Fragmento:
FUSILAMIENTO EN CAJAMARCA BY GERMAN MERINO

German Merino Vigil

FUSILAMIENTO EN CAJAMARCA.
(Cajamarca, 1970)

Los policías y empleados de la prisión se despidieron del condenado, que estaba increíblemente sereno. Cuando lo ataron al poste del suplicio, empezó a repetir en voz alta: “van a matar a un inocente, que Dios los perdone”.
Su defensor, el entonces joven abogado Carlos Alarcón Gálvez, le estrechó la mano y le dijo “ha llegado tu hora, muere como hombre”. El reo respondió “que Dios le ayude, doctor”.

Material proporcionado:
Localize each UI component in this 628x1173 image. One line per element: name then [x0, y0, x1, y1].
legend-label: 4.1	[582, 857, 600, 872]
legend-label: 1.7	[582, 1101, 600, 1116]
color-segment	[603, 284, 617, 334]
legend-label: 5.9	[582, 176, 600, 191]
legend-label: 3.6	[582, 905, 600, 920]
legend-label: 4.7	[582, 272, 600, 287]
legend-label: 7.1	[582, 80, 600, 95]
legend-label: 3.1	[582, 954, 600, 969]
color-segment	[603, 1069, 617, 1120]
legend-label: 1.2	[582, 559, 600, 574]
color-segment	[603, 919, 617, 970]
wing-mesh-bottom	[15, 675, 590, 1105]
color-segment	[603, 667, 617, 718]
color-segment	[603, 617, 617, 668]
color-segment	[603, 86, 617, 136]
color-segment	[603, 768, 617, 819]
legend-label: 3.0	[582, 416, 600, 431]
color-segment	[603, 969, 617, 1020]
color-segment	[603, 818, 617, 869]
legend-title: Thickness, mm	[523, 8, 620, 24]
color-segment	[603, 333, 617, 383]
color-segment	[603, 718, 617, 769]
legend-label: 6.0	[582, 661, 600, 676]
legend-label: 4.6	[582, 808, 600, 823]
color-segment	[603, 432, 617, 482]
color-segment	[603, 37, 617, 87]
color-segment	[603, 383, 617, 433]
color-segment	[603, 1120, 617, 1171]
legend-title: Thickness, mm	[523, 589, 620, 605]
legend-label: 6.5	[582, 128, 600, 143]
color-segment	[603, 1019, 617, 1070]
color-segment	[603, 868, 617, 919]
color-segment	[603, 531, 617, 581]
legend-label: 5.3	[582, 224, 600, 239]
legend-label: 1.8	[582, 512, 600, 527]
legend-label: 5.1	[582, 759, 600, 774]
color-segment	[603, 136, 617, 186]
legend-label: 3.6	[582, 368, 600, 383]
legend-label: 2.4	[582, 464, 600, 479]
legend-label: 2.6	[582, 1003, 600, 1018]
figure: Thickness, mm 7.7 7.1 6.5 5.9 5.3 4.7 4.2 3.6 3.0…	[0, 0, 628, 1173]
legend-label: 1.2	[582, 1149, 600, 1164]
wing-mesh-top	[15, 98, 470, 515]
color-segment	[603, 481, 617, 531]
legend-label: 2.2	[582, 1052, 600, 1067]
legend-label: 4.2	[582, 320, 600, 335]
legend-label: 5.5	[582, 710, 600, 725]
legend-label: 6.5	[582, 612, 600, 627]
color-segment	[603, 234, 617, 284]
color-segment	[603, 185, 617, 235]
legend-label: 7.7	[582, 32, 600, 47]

Lo que se pide:
- a) Según el relato del fusilamiento, ¿quién era el defensor del condenado?
- b) Enumera todas las frases que el relato del fusilamiento reproduce entre comillas.
- c) Prosigue el relato del fusilamiento en Cajamarca a partir de su última oración.
Los datos no intervienen en este ejercicio.

Resultados del ejercicio:
- a) El entonces joven abogado Carlos Alarcón Gálvez.

- b)
- "van a matar a un inocente, que Dios los perdone"
- "ha llegado tu hora, muere como hombre"
- "que Dios le ayude, doctor"

- c)
Fueron sus últimas palabras: a las 4:30 de la mañana del 10 de septiembre de 1970, en el patio de la cárcel de Chontapaccha, con los ojos vendados y un circulo de cartón pegado al pecho, Ubilberto
Vázquez Bautista recibió el fuego de doce fusiles Máuser Original Peruano modelo 1909, disparados por guardias republicanos enmascarados. Algunos fusiles estaban cargados con cartuchos de fogueo, pero una de las balas le alcanzó al corazón. No murió de inmediato, se derrumbó en el poste sin caer, sostenido por las cuerdas. El oficial que mandaba el pelotón demoró en acertar el tiro de gracia, porque las manos le temblaban. Después de la ejecución, el juez de turno Víctor Portilla sufrió un infarto cardiaco y fue necesario llamar a un segundo Juez, Alfonso Huanqui Alpaca, para que presidiera los ritos funerarios.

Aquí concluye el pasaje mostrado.